* Data shown:
┌────────
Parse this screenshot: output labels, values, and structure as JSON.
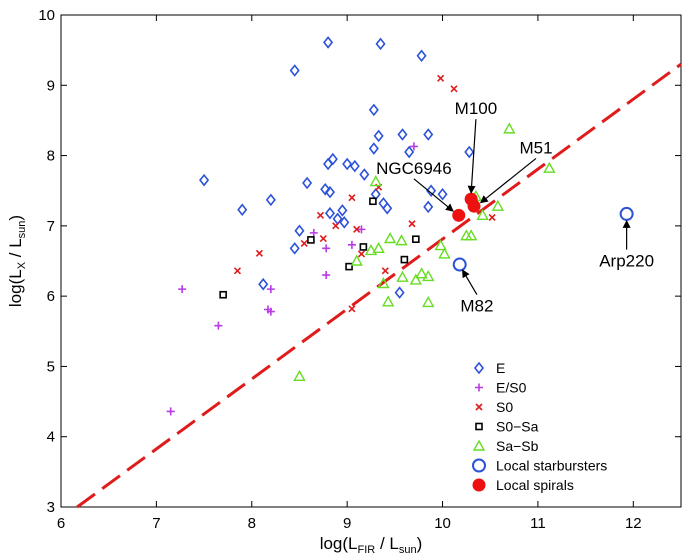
{
  "chart_data": {
    "type": "scatter",
    "title": "",
    "xlabel": {
      "main": "log(L",
      "sub1": "FIR",
      "mid": " / L",
      "sub2": "sun",
      "end": ")"
    },
    "ylabel": {
      "main": "log(L",
      "sub1": "X",
      "mid": " / L",
      "sub2": "sun",
      "end": ")"
    },
    "xlim": [
      6,
      12.5
    ],
    "ylim": [
      3,
      10
    ],
    "xticks": [
      6,
      7,
      8,
      9,
      10,
      11,
      12
    ],
    "yticks": [
      3,
      4,
      5,
      6,
      7,
      8,
      9,
      10
    ],
    "xtick_labels": [
      "6",
      "7",
      "8",
      "9",
      "10",
      "11",
      "12"
    ],
    "ytick_labels": [
      "3",
      "4",
      "5",
      "6",
      "7",
      "8",
      "9",
      "10"
    ],
    "grid": false,
    "legend_position": "lower-right",
    "colors": {
      "E": "#2b52d9",
      "E/S0": "#b63be6",
      "S0": "#e01b1b",
      "S0-Sa": "#000000",
      "Sa-Sb": "#66dd22",
      "starburst": "#2b52d9",
      "spiral": "#ee1111",
      "fit": "#e01b1b"
    },
    "fit_line": {
      "style": "dashed",
      "points": [
        [
          6.17,
          3.0
        ],
        [
          12.5,
          9.3
        ]
      ]
    },
    "series": [
      {
        "name": "E",
        "marker": "diamond",
        "points": [
          [
            7.5,
            7.65
          ],
          [
            7.9,
            7.23
          ],
          [
            8.2,
            7.37
          ],
          [
            8.12,
            6.17
          ],
          [
            8.45,
            9.21
          ],
          [
            8.8,
            9.61
          ],
          [
            9.35,
            9.59
          ],
          [
            9.78,
            9.42
          ],
          [
            8.58,
            7.61
          ],
          [
            8.77,
            7.52
          ],
          [
            8.8,
            7.88
          ],
          [
            8.85,
            7.95
          ],
          [
            8.82,
            7.48
          ],
          [
            8.82,
            7.18
          ],
          [
            8.95,
            7.22
          ],
          [
            8.5,
            6.93
          ],
          [
            8.45,
            6.68
          ],
          [
            8.9,
            7.1
          ],
          [
            8.97,
            7.05
          ],
          [
            9.0,
            7.88
          ],
          [
            9.08,
            7.85
          ],
          [
            9.18,
            7.73
          ],
          [
            9.28,
            8.1
          ],
          [
            9.33,
            8.28
          ],
          [
            9.28,
            8.65
          ],
          [
            9.3,
            7.45
          ],
          [
            9.38,
            7.32
          ],
          [
            9.42,
            7.25
          ],
          [
            9.58,
            8.3
          ],
          [
            9.65,
            8.05
          ],
          [
            9.85,
            8.3
          ],
          [
            9.88,
            7.5
          ],
          [
            9.85,
            7.27
          ],
          [
            10.0,
            7.45
          ],
          [
            10.28,
            8.05
          ],
          [
            9.55,
            6.05
          ]
        ]
      },
      {
        "name": "E/S0",
        "marker": "plus",
        "points": [
          [
            7.27,
            6.1
          ],
          [
            7.65,
            5.58
          ],
          [
            8.2,
            6.1
          ],
          [
            8.17,
            5.81
          ],
          [
            8.2,
            5.78
          ],
          [
            7.15,
            4.36
          ],
          [
            8.78,
            6.3
          ],
          [
            8.65,
            6.9
          ],
          [
            8.78,
            6.68
          ],
          [
            9.05,
            6.73
          ],
          [
            9.15,
            6.95
          ],
          [
            9.7,
            8.13
          ]
        ]
      },
      {
        "name": "S0",
        "marker": "x",
        "points": [
          [
            7.85,
            6.36
          ],
          [
            8.08,
            6.61
          ],
          [
            8.55,
            6.75
          ],
          [
            8.72,
            7.15
          ],
          [
            8.75,
            6.82
          ],
          [
            8.88,
            7.0
          ],
          [
            9.05,
            7.4
          ],
          [
            9.1,
            6.95
          ],
          [
            9.15,
            6.6
          ],
          [
            9.05,
            5.82
          ],
          [
            9.33,
            7.55
          ],
          [
            9.4,
            6.36
          ],
          [
            9.68,
            7.03
          ],
          [
            9.98,
            9.1
          ],
          [
            10.12,
            8.95
          ],
          [
            10.52,
            7.12
          ]
        ]
      },
      {
        "name": "S0-Sa",
        "marker": "square",
        "points": [
          [
            7.7,
            6.02
          ],
          [
            8.62,
            6.8
          ],
          [
            9.02,
            6.42
          ],
          [
            9.17,
            6.7
          ],
          [
            9.27,
            7.35
          ],
          [
            9.6,
            6.52
          ],
          [
            9.72,
            6.81
          ]
        ]
      },
      {
        "name": "Sa-Sb",
        "marker": "triangle",
        "points": [
          [
            8.5,
            4.86
          ],
          [
            9.1,
            6.5
          ],
          [
            9.25,
            6.65
          ],
          [
            9.3,
            7.63
          ],
          [
            9.33,
            6.68
          ],
          [
            9.38,
            6.18
          ],
          [
            9.43,
            5.92
          ],
          [
            9.45,
            6.82
          ],
          [
            9.57,
            6.79
          ],
          [
            9.58,
            6.27
          ],
          [
            9.72,
            6.23
          ],
          [
            9.78,
            6.32
          ],
          [
            9.85,
            5.91
          ],
          [
            9.85,
            6.28
          ],
          [
            9.98,
            6.72
          ],
          [
            10.02,
            6.6
          ],
          [
            10.25,
            6.86
          ],
          [
            10.3,
            6.86
          ],
          [
            10.35,
            7.42
          ],
          [
            10.42,
            7.15
          ],
          [
            10.58,
            7.28
          ],
          [
            10.7,
            8.38
          ],
          [
            11.12,
            7.82
          ]
        ]
      },
      {
        "name": "Local starbursters",
        "marker": "open-circle",
        "points": [
          [
            10.18,
            6.45
          ],
          [
            11.93,
            7.17
          ]
        ]
      },
      {
        "name": "Local spirals",
        "marker": "filled-circle",
        "points": [
          [
            10.17,
            7.15
          ],
          [
            10.3,
            7.38
          ],
          [
            10.33,
            7.28
          ]
        ]
      }
    ],
    "annotations": [
      {
        "text": "M100",
        "text_x": 10.35,
        "text_y": 8.59,
        "point_x": 10.3,
        "point_y": 7.47
      },
      {
        "text": "M51",
        "text_x": 10.98,
        "text_y": 8.03,
        "point_x": 10.4,
        "point_y": 7.33
      },
      {
        "text": "NGC6946",
        "text_x": 9.7,
        "text_y": 7.74,
        "point_x": 10.11,
        "point_y": 7.21
      },
      {
        "text": "M82",
        "text_x": 10.36,
        "text_y": 5.78,
        "point_x": 10.21,
        "point_y": 6.37
      },
      {
        "text": "Arp220",
        "text_x": 11.93,
        "text_y": 6.42,
        "point_x": 11.93,
        "point_y": 7.07
      }
    ],
    "legend": [
      {
        "label": "E",
        "marker": "diamond"
      },
      {
        "label": "E/S0",
        "marker": "plus"
      },
      {
        "label": "S0",
        "marker": "x"
      },
      {
        "label": "S0−Sa",
        "marker": "square"
      },
      {
        "label": "Sa−Sb",
        "marker": "triangle"
      },
      {
        "label": "Local starbursters",
        "marker": "open-circle"
      },
      {
        "label": "Local spirals",
        "marker": "filled-circle"
      }
    ]
  }
}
└────────
* Set task:
Without the pictures, write out all of the material exactly.

* Correct response:
Parse this screenshot: output labels, values, and structure as JSON.
{
  "chart_data": {
    "type": "scatter",
    "title": "",
    "xlabel": {
      "main": "log(L",
      "sub1": "FIR",
      "mid": " / L",
      "sub2": "sun",
      "end": ")"
    },
    "ylabel": {
      "main": "log(L",
      "sub1": "X",
      "mid": " / L",
      "sub2": "sun",
      "end": ")"
    },
    "xlim": [
      6,
      12.5
    ],
    "ylim": [
      3,
      10
    ],
    "xticks": [
      6,
      7,
      8,
      9,
      10,
      11,
      12
    ],
    "yticks": [
      3,
      4,
      5,
      6,
      7,
      8,
      9,
      10
    ],
    "xtick_labels": [
      "6",
      "7",
      "8",
      "9",
      "10",
      "11",
      "12"
    ],
    "ytick_labels": [
      "3",
      "4",
      "5",
      "6",
      "7",
      "8",
      "9",
      "10"
    ],
    "grid": false,
    "legend_position": "lower-right",
    "colors": {
      "E": "#2b52d9",
      "E/S0": "#b63be6",
      "S0": "#e01b1b",
      "S0-Sa": "#000000",
      "Sa-Sb": "#66dd22",
      "starburst": "#2b52d9",
      "spiral": "#ee1111",
      "fit": "#e01b1b"
    },
    "fit_line": {
      "style": "dashed",
      "points": [
        [
          6.17,
          3.0
        ],
        [
          12.5,
          9.3
        ]
      ]
    },
    "series": [
      {
        "name": "E",
        "marker": "diamond",
        "points": [
          [
            7.5,
            7.65
          ],
          [
            7.9,
            7.23
          ],
          [
            8.2,
            7.37
          ],
          [
            8.12,
            6.17
          ],
          [
            8.45,
            9.21
          ],
          [
            8.8,
            9.61
          ],
          [
            9.35,
            9.59
          ],
          [
            9.78,
            9.42
          ],
          [
            8.58,
            7.61
          ],
          [
            8.77,
            7.52
          ],
          [
            8.8,
            7.88
          ],
          [
            8.85,
            7.95
          ],
          [
            8.82,
            7.48
          ],
          [
            8.82,
            7.18
          ],
          [
            8.95,
            7.22
          ],
          [
            8.5,
            6.93
          ],
          [
            8.45,
            6.68
          ],
          [
            8.9,
            7.1
          ],
          [
            8.97,
            7.05
          ],
          [
            9.0,
            7.88
          ],
          [
            9.08,
            7.85
          ],
          [
            9.18,
            7.73
          ],
          [
            9.28,
            8.1
          ],
          [
            9.33,
            8.28
          ],
          [
            9.28,
            8.65
          ],
          [
            9.3,
            7.45
          ],
          [
            9.38,
            7.32
          ],
          [
            9.42,
            7.25
          ],
          [
            9.58,
            8.3
          ],
          [
            9.65,
            8.05
          ],
          [
            9.85,
            8.3
          ],
          [
            9.88,
            7.5
          ],
          [
            9.85,
            7.27
          ],
          [
            10.0,
            7.45
          ],
          [
            10.28,
            8.05
          ],
          [
            9.55,
            6.05
          ]
        ]
      },
      {
        "name": "E/S0",
        "marker": "plus",
        "points": [
          [
            7.27,
            6.1
          ],
          [
            7.65,
            5.58
          ],
          [
            8.2,
            6.1
          ],
          [
            8.17,
            5.81
          ],
          [
            8.2,
            5.78
          ],
          [
            7.15,
            4.36
          ],
          [
            8.78,
            6.3
          ],
          [
            8.65,
            6.9
          ],
          [
            8.78,
            6.68
          ],
          [
            9.05,
            6.73
          ],
          [
            9.15,
            6.95
          ],
          [
            9.7,
            8.13
          ]
        ]
      },
      {
        "name": "S0",
        "marker": "x",
        "points": [
          [
            7.85,
            6.36
          ],
          [
            8.08,
            6.61
          ],
          [
            8.55,
            6.75
          ],
          [
            8.72,
            7.15
          ],
          [
            8.75,
            6.82
          ],
          [
            8.88,
            7.0
          ],
          [
            9.05,
            7.4
          ],
          [
            9.1,
            6.95
          ],
          [
            9.15,
            6.6
          ],
          [
            9.05,
            5.82
          ],
          [
            9.33,
            7.55
          ],
          [
            9.4,
            6.36
          ],
          [
            9.68,
            7.03
          ],
          [
            9.98,
            9.1
          ],
          [
            10.12,
            8.95
          ],
          [
            10.52,
            7.12
          ]
        ]
      },
      {
        "name": "S0-Sa",
        "marker": "square",
        "points": [
          [
            7.7,
            6.02
          ],
          [
            8.62,
            6.8
          ],
          [
            9.02,
            6.42
          ],
          [
            9.17,
            6.7
          ],
          [
            9.27,
            7.35
          ],
          [
            9.6,
            6.52
          ],
          [
            9.72,
            6.81
          ]
        ]
      },
      {
        "name": "Sa-Sb",
        "marker": "triangle",
        "points": [
          [
            8.5,
            4.86
          ],
          [
            9.1,
            6.5
          ],
          [
            9.25,
            6.65
          ],
          [
            9.3,
            7.63
          ],
          [
            9.33,
            6.68
          ],
          [
            9.38,
            6.18
          ],
          [
            9.43,
            5.92
          ],
          [
            9.45,
            6.82
          ],
          [
            9.57,
            6.79
          ],
          [
            9.58,
            6.27
          ],
          [
            9.72,
            6.23
          ],
          [
            9.78,
            6.32
          ],
          [
            9.85,
            5.91
          ],
          [
            9.85,
            6.28
          ],
          [
            9.98,
            6.72
          ],
          [
            10.02,
            6.6
          ],
          [
            10.25,
            6.86
          ],
          [
            10.3,
            6.86
          ],
          [
            10.35,
            7.42
          ],
          [
            10.42,
            7.15
          ],
          [
            10.58,
            7.28
          ],
          [
            10.7,
            8.38
          ],
          [
            11.12,
            7.82
          ]
        ]
      },
      {
        "name": "Local starbursters",
        "marker": "open-circle",
        "points": [
          [
            10.18,
            6.45
          ],
          [
            11.93,
            7.17
          ]
        ]
      },
      {
        "name": "Local spirals",
        "marker": "filled-circle",
        "points": [
          [
            10.17,
            7.15
          ],
          [
            10.3,
            7.38
          ],
          [
            10.33,
            7.28
          ]
        ]
      }
    ],
    "annotations": [
      {
        "text": "M100",
        "text_x": 10.35,
        "text_y": 8.59,
        "point_x": 10.3,
        "point_y": 7.47
      },
      {
        "text": "M51",
        "text_x": 10.98,
        "text_y": 8.03,
        "point_x": 10.4,
        "point_y": 7.33
      },
      {
        "text": "NGC6946",
        "text_x": 9.7,
        "text_y": 7.74,
        "point_x": 10.11,
        "point_y": 7.21
      },
      {
        "text": "M82",
        "text_x": 10.36,
        "text_y": 5.78,
        "point_x": 10.21,
        "point_y": 6.37
      },
      {
        "text": "Arp220",
        "text_x": 11.93,
        "text_y": 6.42,
        "point_x": 11.93,
        "point_y": 7.07
      }
    ],
    "legend": [
      {
        "label": "E",
        "marker": "diamond"
      },
      {
        "label": "E/S0",
        "marker": "plus"
      },
      {
        "label": "S0",
        "marker": "x"
      },
      {
        "label": "S0−Sa",
        "marker": "square"
      },
      {
        "label": "Sa−Sb",
        "marker": "triangle"
      },
      {
        "label": "Local starbursters",
        "marker": "open-circle"
      },
      {
        "label": "Local spirals",
        "marker": "filled-circle"
      }
    ]
  }
}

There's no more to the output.